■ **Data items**
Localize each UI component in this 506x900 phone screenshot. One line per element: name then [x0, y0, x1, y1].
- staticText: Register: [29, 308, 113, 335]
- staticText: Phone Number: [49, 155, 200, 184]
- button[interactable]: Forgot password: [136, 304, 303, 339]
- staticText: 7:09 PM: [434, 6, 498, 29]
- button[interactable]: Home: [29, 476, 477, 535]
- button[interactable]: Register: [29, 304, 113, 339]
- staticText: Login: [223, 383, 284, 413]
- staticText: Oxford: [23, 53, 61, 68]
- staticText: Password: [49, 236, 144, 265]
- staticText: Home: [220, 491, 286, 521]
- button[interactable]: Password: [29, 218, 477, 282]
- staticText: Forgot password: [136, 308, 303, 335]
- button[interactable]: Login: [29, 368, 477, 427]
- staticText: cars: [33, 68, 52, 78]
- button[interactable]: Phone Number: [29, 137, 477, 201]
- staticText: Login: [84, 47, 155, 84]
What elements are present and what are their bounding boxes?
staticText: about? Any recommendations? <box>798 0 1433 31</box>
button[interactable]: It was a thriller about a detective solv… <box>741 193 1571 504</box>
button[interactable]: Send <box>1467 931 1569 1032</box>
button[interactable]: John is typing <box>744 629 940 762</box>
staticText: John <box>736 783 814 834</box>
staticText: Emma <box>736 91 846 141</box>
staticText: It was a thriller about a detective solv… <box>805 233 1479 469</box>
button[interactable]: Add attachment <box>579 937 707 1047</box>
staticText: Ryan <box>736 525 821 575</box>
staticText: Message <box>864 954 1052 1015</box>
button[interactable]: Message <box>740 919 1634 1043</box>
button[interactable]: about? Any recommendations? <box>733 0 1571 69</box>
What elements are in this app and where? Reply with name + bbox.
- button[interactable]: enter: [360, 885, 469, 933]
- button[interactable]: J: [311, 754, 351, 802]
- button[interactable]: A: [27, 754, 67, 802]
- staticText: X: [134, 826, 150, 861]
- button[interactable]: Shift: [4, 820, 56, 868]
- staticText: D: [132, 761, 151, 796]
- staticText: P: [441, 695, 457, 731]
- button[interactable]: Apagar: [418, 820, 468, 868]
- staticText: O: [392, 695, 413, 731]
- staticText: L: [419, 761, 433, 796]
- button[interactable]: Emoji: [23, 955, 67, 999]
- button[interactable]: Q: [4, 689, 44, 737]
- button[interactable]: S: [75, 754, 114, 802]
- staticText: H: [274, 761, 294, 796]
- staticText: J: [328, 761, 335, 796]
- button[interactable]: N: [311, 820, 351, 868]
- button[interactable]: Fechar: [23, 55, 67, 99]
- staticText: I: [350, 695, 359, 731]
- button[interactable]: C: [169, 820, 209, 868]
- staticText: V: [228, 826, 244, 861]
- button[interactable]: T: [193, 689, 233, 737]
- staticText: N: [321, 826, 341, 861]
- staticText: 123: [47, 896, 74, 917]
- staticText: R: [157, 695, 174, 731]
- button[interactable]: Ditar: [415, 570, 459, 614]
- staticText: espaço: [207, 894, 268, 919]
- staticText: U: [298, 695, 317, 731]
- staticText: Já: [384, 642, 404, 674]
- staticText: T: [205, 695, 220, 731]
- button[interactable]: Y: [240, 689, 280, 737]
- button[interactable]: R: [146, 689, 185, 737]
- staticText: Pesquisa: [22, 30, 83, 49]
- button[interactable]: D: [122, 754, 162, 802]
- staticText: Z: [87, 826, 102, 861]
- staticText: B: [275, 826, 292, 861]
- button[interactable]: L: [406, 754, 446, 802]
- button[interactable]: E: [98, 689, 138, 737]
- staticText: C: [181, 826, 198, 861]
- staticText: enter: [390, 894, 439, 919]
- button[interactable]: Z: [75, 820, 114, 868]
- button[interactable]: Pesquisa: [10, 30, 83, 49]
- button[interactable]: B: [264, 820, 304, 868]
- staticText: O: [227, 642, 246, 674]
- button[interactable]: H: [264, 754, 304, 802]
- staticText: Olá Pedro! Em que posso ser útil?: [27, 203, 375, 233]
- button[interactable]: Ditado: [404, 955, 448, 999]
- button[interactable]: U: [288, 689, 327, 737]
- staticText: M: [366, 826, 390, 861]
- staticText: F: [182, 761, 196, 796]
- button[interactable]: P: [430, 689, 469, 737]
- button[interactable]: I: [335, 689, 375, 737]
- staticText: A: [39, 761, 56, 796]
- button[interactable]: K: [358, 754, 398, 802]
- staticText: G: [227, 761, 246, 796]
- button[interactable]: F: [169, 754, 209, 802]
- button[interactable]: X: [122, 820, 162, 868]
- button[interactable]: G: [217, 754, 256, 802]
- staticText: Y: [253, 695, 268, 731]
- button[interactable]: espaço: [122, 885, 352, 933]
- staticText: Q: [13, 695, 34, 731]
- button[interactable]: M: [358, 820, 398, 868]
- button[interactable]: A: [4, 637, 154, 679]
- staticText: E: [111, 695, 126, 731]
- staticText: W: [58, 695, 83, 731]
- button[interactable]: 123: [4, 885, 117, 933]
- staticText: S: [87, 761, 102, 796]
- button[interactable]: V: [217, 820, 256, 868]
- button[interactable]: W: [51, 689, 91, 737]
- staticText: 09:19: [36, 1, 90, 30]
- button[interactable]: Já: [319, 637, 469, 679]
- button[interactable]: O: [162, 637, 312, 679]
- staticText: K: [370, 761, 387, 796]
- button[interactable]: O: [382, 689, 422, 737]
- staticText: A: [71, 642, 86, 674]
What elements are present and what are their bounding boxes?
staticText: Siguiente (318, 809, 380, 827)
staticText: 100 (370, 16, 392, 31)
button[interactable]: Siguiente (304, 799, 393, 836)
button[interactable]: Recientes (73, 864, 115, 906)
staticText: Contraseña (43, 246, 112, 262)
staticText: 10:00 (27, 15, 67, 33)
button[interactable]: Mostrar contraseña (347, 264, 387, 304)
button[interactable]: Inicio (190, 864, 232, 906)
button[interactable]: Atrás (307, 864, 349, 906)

■ **AIM**
Could you arrange these lines as a Markdown table with a column named No. for the row number and a column named Line for the line itself, covering every line and skipping any blank ones?

■ **FINAL ANSWER**
| No. | Line |
|---|---|
| 1 | Localize each UI component in this 506x900 phone screenshot. One line per element: name then [x0, y0, x1, y1]. |
| 2 | - staticText: Register: [29, 308, 113, 335] |
| 3 | - staticText: Phone Number: [49, 155, 200, 184] |
| 4 | - button[interactable]: Forgot password: [136, 304, 303, 339] |
| 5 | - staticText: 7:09 PM: [434, 6, 498, 29] |
| 6 | - button[interactable]: Home: [29, 476, 477, 535] |
| 7 | - button[interactable]: Register: [29, 304, 113, 339] |
| 8 | - staticText: Login: [223, 383, 284, 413] |
| 9 | - staticText: Oxford: [23, 53, 61, 68] |
| 10 | - staticText: Password: [49, 236, 144, 265] |
| 11 | - staticText: Home: [220, 491, 286, 521] |
| 12 | - button[interactable]: Password: [29, 218, 477, 282] |
| 13 | - staticText: Forgot password: [136, 308, 303, 335] |
| 14 | - button[interactable]: Login: [29, 368, 477, 427] |
| 15 | - staticText: cars: [33, 68, 52, 78] |
| 16 | - button[interactable]: Phone Number: [29, 137, 477, 201] |
| 17 | - staticText: Login: [84, 47, 155, 84] |
| 18 | What elements are present and what are their bounding boxes? |
| 19 | staticText: about? Any recommendations? <box>798 0 1433 31</box> |
| 20 | button[interactable]: It was a thriller about a detective solv… <box>741 193 1571 504</box> |
| 21 | button[interactable]: Send <box>1467 931 1569 1032</box> |
| 22 | button[interactable]: John is typing <box>744 629 940 762</box> |
| 23 | staticText: John <box>736 783 814 834</box> |
| 24 | staticText: Emma <box>736 91 846 141</box> |
| 25 | staticText: It was a thriller about a detective solv… <box>805 233 1479 469</box> |
| 26 | button[interactable]: Add attachment <box>579 937 707 1047</box> |
| 27 | staticText: Ryan <box>736 525 821 575</box> |
| 28 | staticText: Message <box>864 954 1052 1015</box> |
| 29 | button[interactable]: Message <box>740 919 1634 1043</box> |
| 30 | button[interactable]: about? Any recommendations? <box>733 0 1571 69</box> |
| 31 | What elements are in this app and where? Reply with name + bbox. |
| 32 | - button[interactable]: enter: [360, 885, 469, 933] |
| 33 | - button[interactable]: J: [311, 754, 351, 802] |
| 34 | - button[interactable]: A: [27, 754, 67, 802] |
| 35 | - staticText: X: [134, 826, 150, 861] |
| 36 | - button[interactable]: Shift: [4, 820, 56, 868] |
| 37 | - staticText: D: [132, 761, 151, 796] |
| 38 | - staticText: P: [441, 695, 457, 731] |
| 39 | - button[interactable]: Apagar: [418, 820, 468, 868] |
| 40 | - staticText: O: [392, 695, 413, 731] |
| 41 | - staticText: L: [419, 761, 433, 796] |
| 42 | - button[interactable]: Emoji: [23, 955, 67, 999] |
| 43 | - button[interactable]: Q: [4, 689, 44, 737] |
| 44 | - button[interactable]: S: [75, 754, 114, 802] |
| 45 | - staticText: H: [274, 761, 294, 796] |
| 46 | - staticText: J: [328, 761, 335, 796] |
| 47 | - button[interactable]: N: [311, 820, 351, 868] |
| 48 | - button[interactable]: Fechar: [23, 55, 67, 99] |
| 49 | - staticText: I: [350, 695, 359, 731] |
| 50 | - button[interactable]: C: [169, 820, 209, 868] |
| 51 | - staticText: V: [228, 826, 244, 861] |
| 52 | - button[interactable]: T: [193, 689, 233, 737] |
| 53 | - staticText: N: [321, 826, 341, 861] |
| 54 | - staticText: 123: [47, 896, 74, 917] |
| 55 | - staticText: R: [157, 695, 174, 731] |
| 56 | - button[interactable]: Ditar: [415, 570, 459, 614] |
| 57 | - staticText: espaço: [207, 894, 268, 919] |
| 58 | - staticText: U: [298, 695, 317, 731] |
| 59 | - staticText: Já: [384, 642, 404, 674] |
| 60 | - staticText: T: [205, 695, 220, 731] |
| 61 | - button[interactable]: Y: [240, 689, 280, 737] |
| 62 | - button[interactable]: R: [146, 689, 185, 737] |
| 63 | - staticText: Pesquisa: [22, 30, 83, 49] |
| 64 | - button[interactable]: D: [122, 754, 162, 802] |
| 65 | - staticText: Z: [87, 826, 102, 861] |
| 66 | - staticText: B: [275, 826, 292, 861] |
| 67 | - button[interactable]: L: [406, 754, 446, 802] |
| 68 | - button[interactable]: E: [98, 689, 138, 737] |
| 69 | - staticText: C: [181, 826, 198, 861] |
| 70 | - staticText: enter: [390, 894, 439, 919] |
| 71 | - button[interactable]: Z: [75, 820, 114, 868] |
| 72 | - button[interactable]: Pesquisa: [10, 30, 83, 49] |
| 73 | - button[interactable]: B: [264, 820, 304, 868] |
| 74 | - staticText: O: [227, 642, 246, 674] |
| 75 | - button[interactable]: H: [264, 754, 304, 802] |
| 76 | - staticText: Olá Pedro! Em que posso ser útil?: [27, 203, 375, 233] |
| 77 | - button[interactable]: Ditado: [404, 955, 448, 999] |
| 78 | - button[interactable]: U: [288, 689, 327, 737] |
| 79 | - staticText: M: [366, 826, 390, 861] |
| 80 | - staticText: F: [182, 761, 196, 796] |
| 81 | - button[interactable]: P: [430, 689, 469, 737] |
| 82 | - button[interactable]: I: [335, 689, 375, 737] |
| 83 | - staticText: A: [39, 761, 56, 796] |
| 84 | - button[interactable]: K: [358, 754, 398, 802] |
| 85 | - staticText: G: [227, 761, 246, 796] |
| 86 | - button[interactable]: F: [169, 754, 209, 802] |
| 87 | - button[interactable]: X: [122, 820, 162, 868] |
| 88 | - button[interactable]: G: [217, 754, 256, 802] |
| 89 | - staticText: Y: [253, 695, 268, 731] |
| 90 | - button[interactable]: espaço: [122, 885, 352, 933] |
| 91 | - staticText: Q: [13, 695, 34, 731] |
| 92 | - button[interactable]: M: [358, 820, 398, 868] |
| 93 | - button[interactable]: A: [4, 637, 154, 679] |
| 94 | - staticText: E: [111, 695, 126, 731] |
| 95 | - staticText: W: [58, 695, 83, 731] |
| 96 | - button[interactable]: 123: [4, 885, 117, 933] |
| 97 | - staticText: S: [87, 761, 102, 796] |
| 98 | - button[interactable]: V: [217, 820, 256, 868] |
| 99 | - button[interactable]: W: [51, 689, 91, 737] |
| 100 | - staticText: 09:19: [36, 1, 90, 30] |
| 101 | - button[interactable]: Já: [319, 637, 469, 679] |
| 102 | - button[interactable]: O: [162, 637, 312, 679] |
| 103 | - staticText: K: [370, 761, 387, 796] |
| 104 | - button[interactable]: O: [382, 689, 422, 737] |
| 105 | - staticText: A: [71, 642, 86, 674] |
| 106 | What elements are present and what are their bounding boxes? |
| 107 | staticText: Siguiente (318, 809, 380, 827) |
| 108 | staticText: 100 (370, 16, 392, 31) |
| 109 | button[interactable]: Siguiente (304, 799, 393, 836) |
| 110 | button[interactable]: Recientes (73, 864, 115, 906) |
| 111 | staticText: Contraseña (43, 246, 112, 262) |
| 112 | staticText: 10:00 (27, 15, 67, 33) |
| 113 | button[interactable]: Mostrar contraseña (347, 264, 387, 304) |
| 114 | button[interactable]: Inicio (190, 864, 232, 906) |
| 115 | button[interactable]: Atrás (307, 864, 349, 906) |